#### Instruction:
Draw out every line with the word "防疫阻击战" from the listing below.

#### Dataset items:

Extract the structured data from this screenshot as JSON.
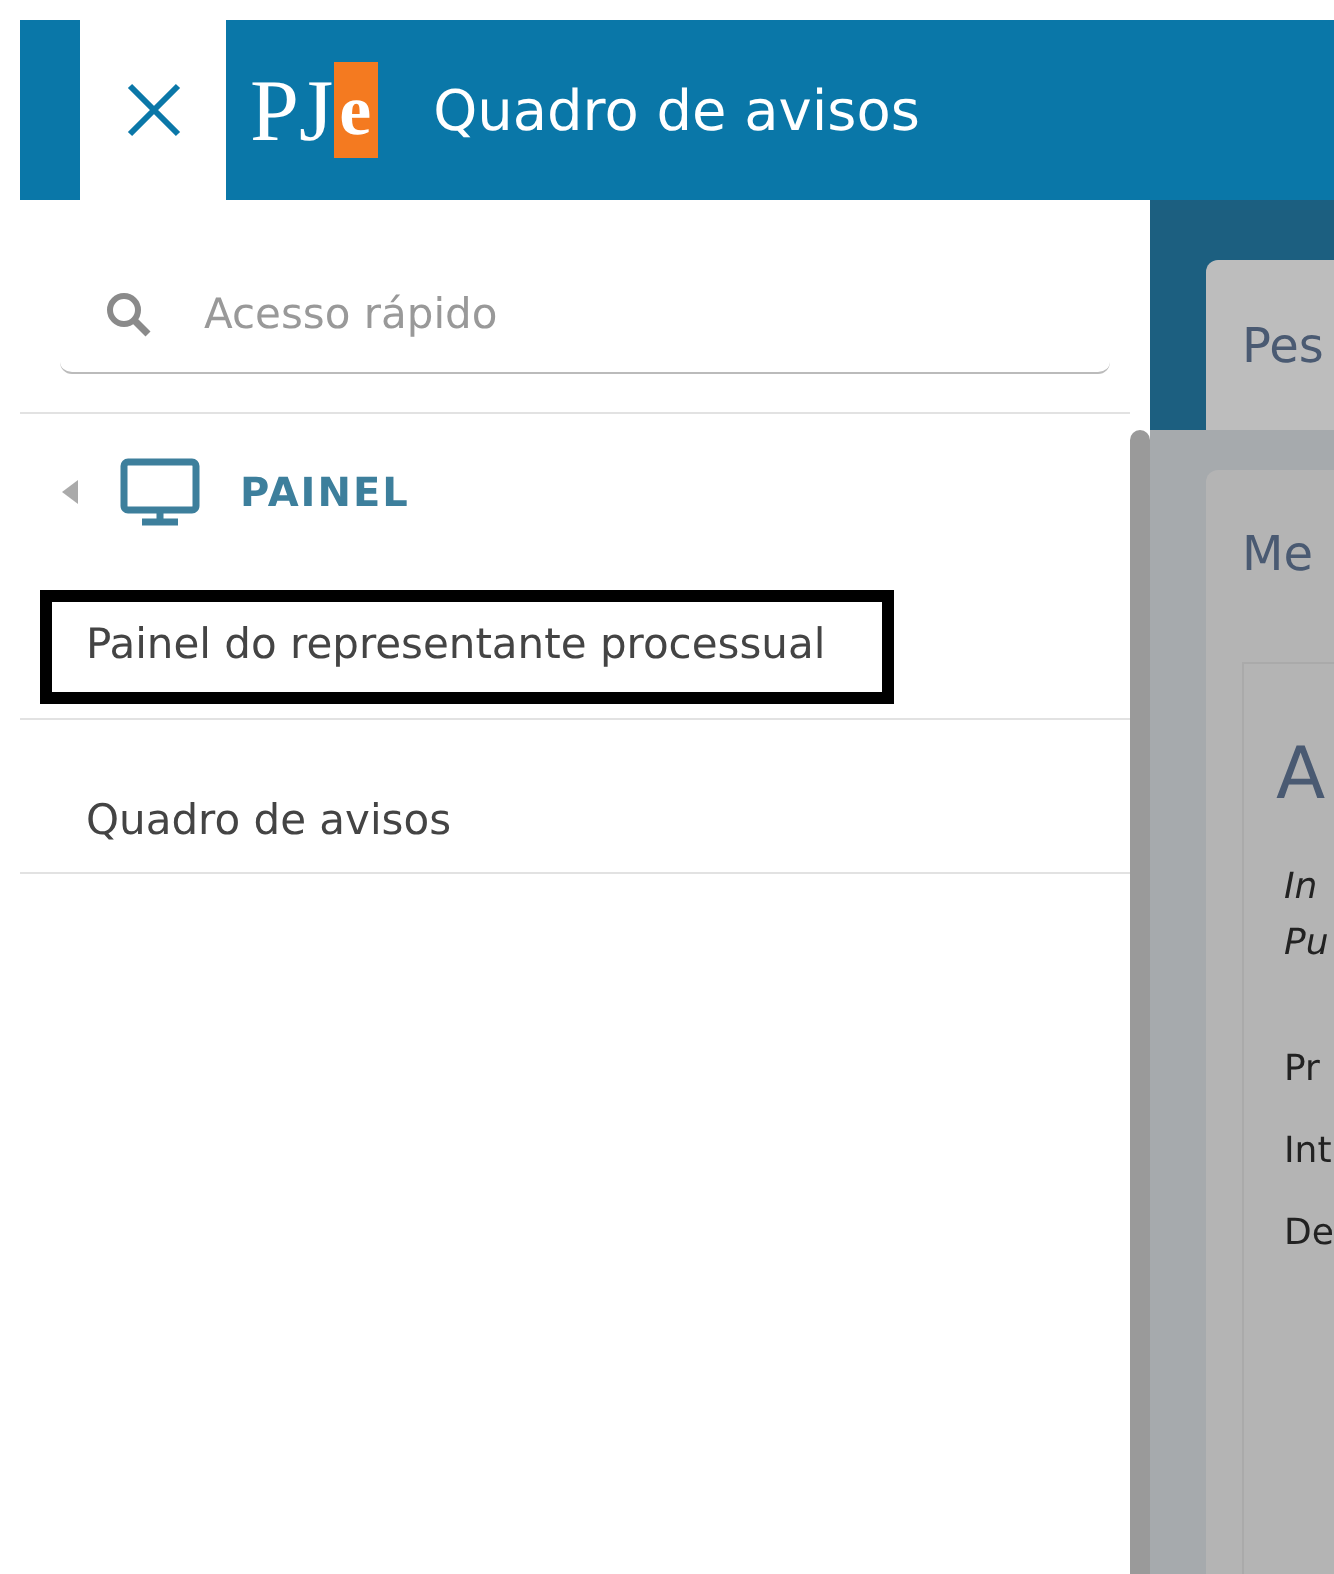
{
  "header": {
    "title": "Quadro de avisos",
    "logo": {
      "letters": "PJ",
      "accent": "e"
    }
  },
  "sidebar": {
    "search": {
      "placeholder": "Acesso rápido"
    },
    "section": {
      "label": "PAINEL",
      "expanded": true
    },
    "items": [
      {
        "label": "Painel do representante processual",
        "selected": true
      },
      {
        "label": "Quadro de avisos",
        "selected": false
      }
    ]
  },
  "main": {
    "top_card": {
      "text": "Pes"
    },
    "card": {
      "title": "Me",
      "heading": "A",
      "italic_lines": [
        "In",
        "Pu"
      ],
      "lines": [
        "Pr",
        "Int",
        "De"
      ]
    }
  }
}
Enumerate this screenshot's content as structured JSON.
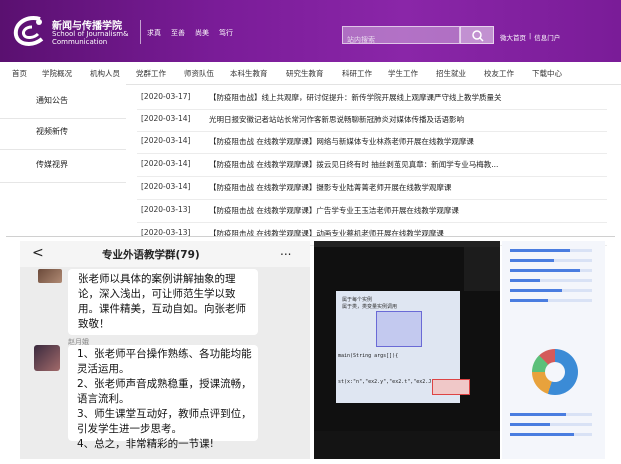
{
  "header": {
    "logo_cn": "新闻与传播学院",
    "logo_en_1": "School of Journalism&",
    "logo_en_2": "Communication",
    "top_links": [
      "求真",
      "至善",
      "尚美",
      "笃行"
    ],
    "search_placeholder": "站内搜索",
    "links": [
      "微大首页",
      "|",
      "信息门户"
    ]
  },
  "nav": [
    "首页",
    "学院概况",
    "机构人员",
    "党群工作",
    "师资队伍",
    "本科生教育",
    "研究生教育",
    "科研工作",
    "学生工作",
    "招生就业",
    "校友工作",
    "下载中心"
  ],
  "sidebar": [
    "通知公告",
    "视频新传",
    "传媒视界"
  ],
  "news": [
    {
      "date": "[2020-03-17]",
      "title": "【防疫阻击战】线上共观摩，研讨促提升：新传学院开展线上观摩课严守线上教学质量关"
    },
    {
      "date": "[2020-03-14]",
      "title": "光明日报安徽记者站站长常河作客新思说畅聊新冠肺炎对媒体传播及话语影响"
    },
    {
      "date": "[2020-03-14]",
      "title": "【防疫阻击战 在线教学观摩课】网络与新媒体专业林燕老师开展在线教学观摩课"
    },
    {
      "date": "[2020-03-14]",
      "title": "【防疫阻击战 在线教学观摩课】拨云见日终有时 抽丝剥茧见真章：新闻学专业马梅教..."
    },
    {
      "date": "[2020-03-14]",
      "title": "【防疫阻击战 在线教学观摩课】摄影专业陆菁菁老师开展在线教学观摩课"
    },
    {
      "date": "[2020-03-13]",
      "title": "【防疫阻击战 在线教学观摩课】广告学专业王玉洁老师开展在线教学观摩课"
    },
    {
      "date": "[2020-03-13]",
      "title": "【防疫阻击战 在线教学观摩课】动画专业蔡机老师开展在线教学观摩课"
    }
  ],
  "chat": {
    "back": "<",
    "title": "专业外语教学群(79)",
    "more": "...",
    "msg1": "张老师以具体的案例讲解抽象的理论，深入浅出，可让师范生学以致用。课件精美，互动自如。向张老师致敬！",
    "sender": "赵月娥",
    "msg2": "1、张老师平台操作熟练、各功能均能灵活运用。\n2、张老师声音成熟稳重，授课流畅，语言流利。\n3、师生课堂互动好，教师点评到位，引发学生进一步思考。\n4、总之，非常精彩的一节课!"
  },
  "slide": {
    "heading": "属于每个实例\n属于类，类变量实例调用",
    "code": "main(String args[]){",
    "code2": "st(x:\"n\",\"ex2.y\",\"ex2.t\",\"ex2.J\");"
  }
}
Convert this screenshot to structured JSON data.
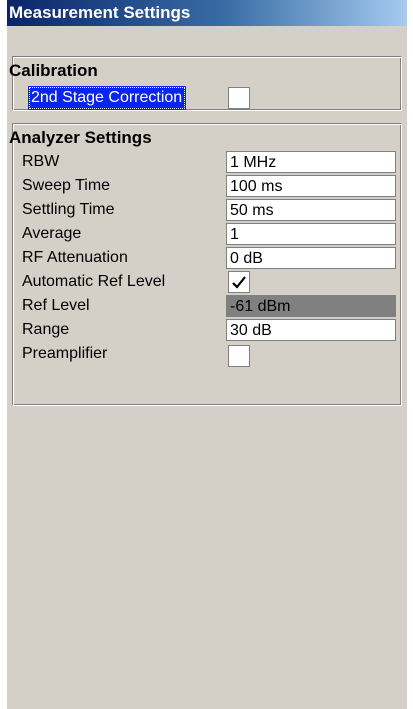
{
  "window": {
    "title": "Measurement Settings"
  },
  "calibration": {
    "heading": "Calibration",
    "second_stage_label": "2nd Stage Correction",
    "second_stage_checked": false
  },
  "analyzer": {
    "heading": "Analyzer Settings",
    "rbw": {
      "label": "RBW",
      "value": "1 MHz"
    },
    "sweep_time": {
      "label": "Sweep Time",
      "value": "100 ms"
    },
    "settling_time": {
      "label": "Settling Time",
      "value": "50 ms"
    },
    "average": {
      "label": "Average",
      "value": "1"
    },
    "rf_attenuation": {
      "label": "RF Attenuation",
      "value": "0 dB"
    },
    "auto_ref_level": {
      "label": "Automatic Ref Level",
      "checked": true
    },
    "ref_level": {
      "label": "Ref Level",
      "value": "-61 dBm",
      "disabled": true
    },
    "range": {
      "label": "Range",
      "value": "30 dB"
    },
    "preamplifier": {
      "label": "Preamplifier",
      "checked": false
    }
  },
  "colors": {
    "title_gradient_start": "#0a246a",
    "title_gradient_end": "#a6caf0",
    "panel_background": "#d4d0c8",
    "selection_highlight": "#0a24f0",
    "disabled_field": "#808080"
  },
  "icons": {
    "auto_ref_level_check": "checkmark-icon"
  }
}
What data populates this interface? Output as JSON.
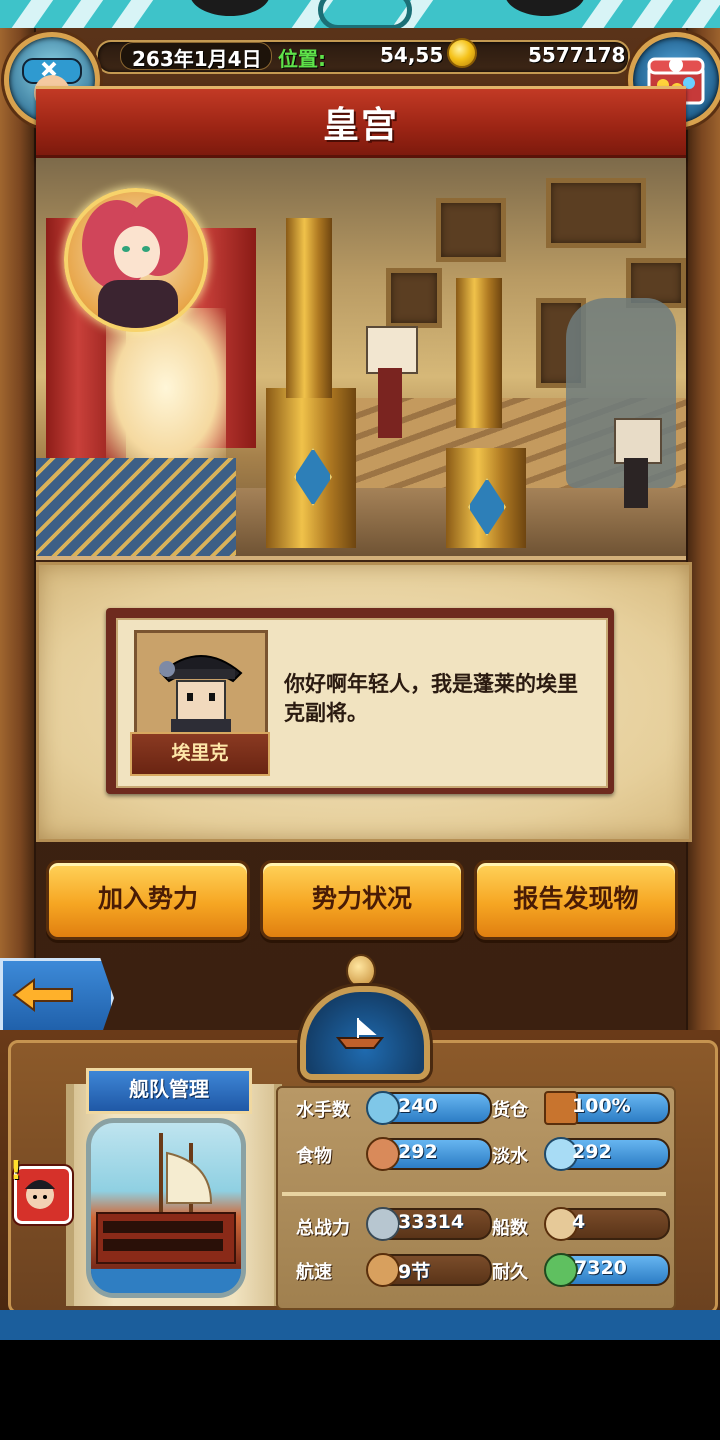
{
  "status": {
    "date": "263年1月4日",
    "position_label": "位置:",
    "position_value": "54,55",
    "gold": "5577178"
  },
  "location": {
    "title": "皇宫"
  },
  "dialog": {
    "npc_name": "埃里克",
    "text": "你好啊年轻人，我是蓬莱的埃里克副将。"
  },
  "actions": [
    {
      "label": "加入势力"
    },
    {
      "label": "势力状况"
    },
    {
      "label": "报告发现物"
    }
  ],
  "fleet": {
    "title": "舰队管理",
    "stats": {
      "sailors": {
        "label": "水手数",
        "value": "240"
      },
      "cargo": {
        "label": "货仓",
        "value": "100%"
      },
      "food": {
        "label": "食物",
        "value": "292"
      },
      "water": {
        "label": "淡水",
        "value": "292"
      },
      "power": {
        "label": "总战力",
        "value": "33314"
      },
      "ships": {
        "label": "船数",
        "value": "4"
      },
      "speed": {
        "label": "航速",
        "value": "9节"
      },
      "durability": {
        "label": "耐久",
        "value": "7320"
      }
    }
  },
  "icons": {
    "avatar": "pirate-avatar-icon",
    "chest": "treasure-chest-icon",
    "coin": "gold-coin-icon",
    "back": "back-arrow-icon",
    "compass": "ship-compass-icon",
    "alert": "crew-alert-icon"
  },
  "colors": {
    "accent_gold": "#f6a623",
    "banner_red": "#9b2414",
    "panel_blue": "#2d7dc5"
  }
}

#### Task output:
      "title": "【防疫阻击战】线上共观摩，研讨促提升：新传学院开展线上观摩课严守线上教学质量关"
      "title": "【防疫阻击战 在线教学观摩课】网络与新媒体专业林燕老师开展在线教学观摩课"
      "title": "【防疫阻击战 在线教学观摩课】拨云见日终有时 抽丝剥茧见真章：新闻学专业马梅教..."
      "title": "【防疫阻击战 在线教学观摩课】摄影专业陆菁菁老师开展在线教学观摩课"
      "title": "【防疫阻击战 在线教学观摩课】广告学专业王玉洁老师开展在线教学观摩课"
      "title": "【防疫阻击战 在线教学观摩课】动画专业蔡机老师开展在线教学观摩课"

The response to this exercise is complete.